Every line below should be repeated exactly.

(Figure contents as structured data)
════════════════════
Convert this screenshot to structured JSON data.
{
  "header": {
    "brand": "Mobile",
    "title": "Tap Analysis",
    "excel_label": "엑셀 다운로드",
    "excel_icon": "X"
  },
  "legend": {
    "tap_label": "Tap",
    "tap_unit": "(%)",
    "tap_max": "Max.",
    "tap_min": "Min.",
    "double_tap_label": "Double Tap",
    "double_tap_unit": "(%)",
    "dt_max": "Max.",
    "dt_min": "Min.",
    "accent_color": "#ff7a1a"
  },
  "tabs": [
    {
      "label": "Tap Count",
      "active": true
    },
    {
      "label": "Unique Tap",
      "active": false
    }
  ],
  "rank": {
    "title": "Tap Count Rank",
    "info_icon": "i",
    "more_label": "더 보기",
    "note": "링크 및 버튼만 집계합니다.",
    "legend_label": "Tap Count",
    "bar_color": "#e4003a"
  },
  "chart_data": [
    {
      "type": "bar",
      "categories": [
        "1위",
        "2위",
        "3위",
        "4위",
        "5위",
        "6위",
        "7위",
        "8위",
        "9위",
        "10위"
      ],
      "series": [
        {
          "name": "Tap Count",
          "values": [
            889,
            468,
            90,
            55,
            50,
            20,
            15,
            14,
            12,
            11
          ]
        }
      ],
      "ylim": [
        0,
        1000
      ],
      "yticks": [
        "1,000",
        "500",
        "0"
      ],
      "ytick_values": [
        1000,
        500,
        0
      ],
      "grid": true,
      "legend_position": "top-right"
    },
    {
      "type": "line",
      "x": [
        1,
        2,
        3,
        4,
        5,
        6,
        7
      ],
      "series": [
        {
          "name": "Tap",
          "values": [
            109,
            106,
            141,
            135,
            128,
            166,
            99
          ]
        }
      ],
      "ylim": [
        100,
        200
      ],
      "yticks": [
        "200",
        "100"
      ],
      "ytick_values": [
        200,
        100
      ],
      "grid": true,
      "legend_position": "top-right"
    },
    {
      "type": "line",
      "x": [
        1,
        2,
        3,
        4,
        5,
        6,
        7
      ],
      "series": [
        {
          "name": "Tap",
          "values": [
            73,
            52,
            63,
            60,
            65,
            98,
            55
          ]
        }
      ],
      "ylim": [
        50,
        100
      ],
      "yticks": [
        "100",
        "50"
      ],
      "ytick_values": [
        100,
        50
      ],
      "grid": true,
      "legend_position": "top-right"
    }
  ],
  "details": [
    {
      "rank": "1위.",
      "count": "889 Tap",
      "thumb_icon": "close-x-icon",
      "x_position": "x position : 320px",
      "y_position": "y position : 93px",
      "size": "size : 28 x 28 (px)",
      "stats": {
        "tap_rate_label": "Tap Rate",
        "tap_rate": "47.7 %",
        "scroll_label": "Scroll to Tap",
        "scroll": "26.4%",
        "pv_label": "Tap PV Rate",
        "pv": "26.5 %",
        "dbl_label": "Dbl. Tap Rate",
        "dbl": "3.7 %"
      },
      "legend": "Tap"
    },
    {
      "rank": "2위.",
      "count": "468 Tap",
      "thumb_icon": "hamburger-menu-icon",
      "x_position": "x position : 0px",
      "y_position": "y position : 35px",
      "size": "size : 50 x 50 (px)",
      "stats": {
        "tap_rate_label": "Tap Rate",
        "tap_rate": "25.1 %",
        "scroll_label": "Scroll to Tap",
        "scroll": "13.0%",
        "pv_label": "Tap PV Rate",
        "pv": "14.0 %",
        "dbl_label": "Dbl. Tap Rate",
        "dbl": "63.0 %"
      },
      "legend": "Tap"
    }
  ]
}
════════════════════
> _SOLUTION TO THE EXERCISE_
Convert this screenshot to structured JSON data.
{
  "header": {
    "brand": "Mobile",
    "title": "Tap Analysis",
    "excel_label": "엑셀 다운로드",
    "excel_icon": "X"
  },
  "legend": {
    "tap_label": "Tap",
    "tap_unit": "(%)",
    "tap_max": "Max.",
    "tap_min": "Min.",
    "double_tap_label": "Double Tap",
    "double_tap_unit": "(%)",
    "dt_max": "Max.",
    "dt_min": "Min.",
    "accent_color": "#ff7a1a"
  },
  "tabs": [
    {
      "label": "Tap Count",
      "active": true
    },
    {
      "label": "Unique Tap",
      "active": false
    }
  ],
  "rank": {
    "title": "Tap Count Rank",
    "info_icon": "i",
    "more_label": "더 보기",
    "note": "링크 및 버튼만 집계합니다.",
    "legend_label": "Tap Count",
    "bar_color": "#e4003a"
  },
  "chart_data": [
    {
      "type": "bar",
      "categories": [
        "1위",
        "2위",
        "3위",
        "4위",
        "5위",
        "6위",
        "7위",
        "8위",
        "9위",
        "10위"
      ],
      "series": [
        {
          "name": "Tap Count",
          "values": [
            889,
            468,
            90,
            55,
            50,
            20,
            15,
            14,
            12,
            11
          ]
        }
      ],
      "ylim": [
        0,
        1000
      ],
      "yticks": [
        "1,000",
        "500",
        "0"
      ],
      "ytick_values": [
        1000,
        500,
        0
      ],
      "grid": true,
      "legend_position": "top-right"
    },
    {
      "type": "line",
      "x": [
        1,
        2,
        3,
        4,
        5,
        6,
        7
      ],
      "series": [
        {
          "name": "Tap",
          "values": [
            109,
            106,
            141,
            135,
            128,
            166,
            99
          ]
        }
      ],
      "ylim": [
        100,
        200
      ],
      "yticks": [
        "200",
        "100"
      ],
      "ytick_values": [
        200,
        100
      ],
      "grid": true,
      "legend_position": "top-right"
    },
    {
      "type": "line",
      "x": [
        1,
        2,
        3,
        4,
        5,
        6,
        7
      ],
      "series": [
        {
          "name": "Tap",
          "values": [
            73,
            52,
            63,
            60,
            65,
            98,
            55
          ]
        }
      ],
      "ylim": [
        50,
        100
      ],
      "yticks": [
        "100",
        "50"
      ],
      "ytick_values": [
        100,
        50
      ],
      "grid": true,
      "legend_position": "top-right"
    }
  ],
  "details": [
    {
      "rank": "1위.",
      "count": "889 Tap",
      "thumb_icon": "close-x-icon",
      "x_position": "x position : 320px",
      "y_position": "y position : 93px",
      "size": "size : 28 x 28 (px)",
      "stats": {
        "tap_rate_label": "Tap Rate",
        "tap_rate": "47.7 %",
        "scroll_label": "Scroll to Tap",
        "scroll": "26.4%",
        "pv_label": "Tap PV Rate",
        "pv": "26.5 %",
        "dbl_label": "Dbl. Tap Rate",
        "dbl": "3.7 %"
      },
      "legend": "Tap"
    },
    {
      "rank": "2위.",
      "count": "468 Tap",
      "thumb_icon": "hamburger-menu-icon",
      "x_position": "x position : 0px",
      "y_position": "y position : 35px",
      "size": "size : 50 x 50 (px)",
      "stats": {
        "tap_rate_label": "Tap Rate",
        "tap_rate": "25.1 %",
        "scroll_label": "Scroll to Tap",
        "scroll": "13.0%",
        "pv_label": "Tap PV Rate",
        "pv": "14.0 %",
        "dbl_label": "Dbl. Tap Rate",
        "dbl": "63.0 %"
      },
      "legend": "Tap"
    }
  ]
}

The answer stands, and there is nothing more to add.